A Glimpse Behind the Oakland Police Response to Antiwar Protest

On April 7, about 600 antiwar demonstrators trying to block two gates to American President Lines at the Port of Oakland were fired upon by members of the Oakland Police Department using "sting balls," wooden projectiles, and bean bags. About 30 protesters were arrested. In trying to control the crowd, the wooden projectiles were fired at or near the protesters' legs and bean bags were shot directly at protesters. Sting balls -- small rubber pellets, which were contained in a larger ball that exploded in the air -- were fired above the crowd, raining pellets down on protesters. A number of demonstrators were hurt, and displayed to members of the media wounds that included golf ball-sized lumps, bloody abrasions, welts and lacerations.

◆ SUPPLIED MATERIAL
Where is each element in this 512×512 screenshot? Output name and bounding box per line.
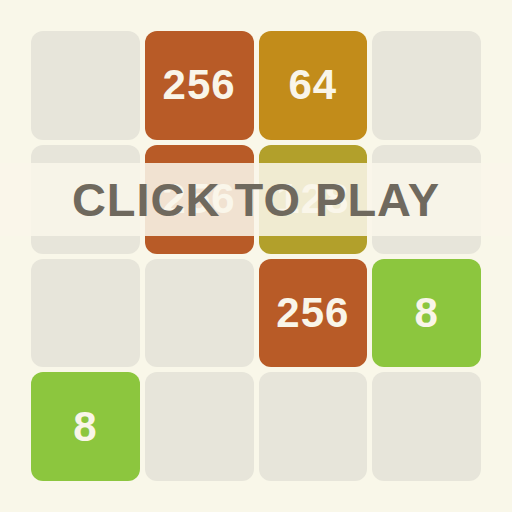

◆ YOUR GOAL
Reproduce the passage of the Oakland protest article word for word, starting at "A Glimpse Behind" and ending at "welts and lacerations.".

◆ THE RESPONSE
A Glimpse Behind the Oakland Police Response to Antiwar Protest

On April 7, about 600 antiwar demonstrators trying to block two gates to American President Lines at the Port of Oakland were fired upon by members of the Oakland Police Department using "sting balls," wooden projectiles, and bean bags. About 30 protesters were arrested. In trying to control the crowd, the wooden projectiles were fired at or near the protesters' legs and bean bags were shot directly at protesters. Sting balls -- small rubber pellets, which were contained in a larger ball that exploded in the air -- were fired above the crowd, raining pellets down on protesters. A number of demonstrators were hurt, and displayed to members of the media wounds that included golf ball-sized lumps, bloody abrasions, welts and lacerations.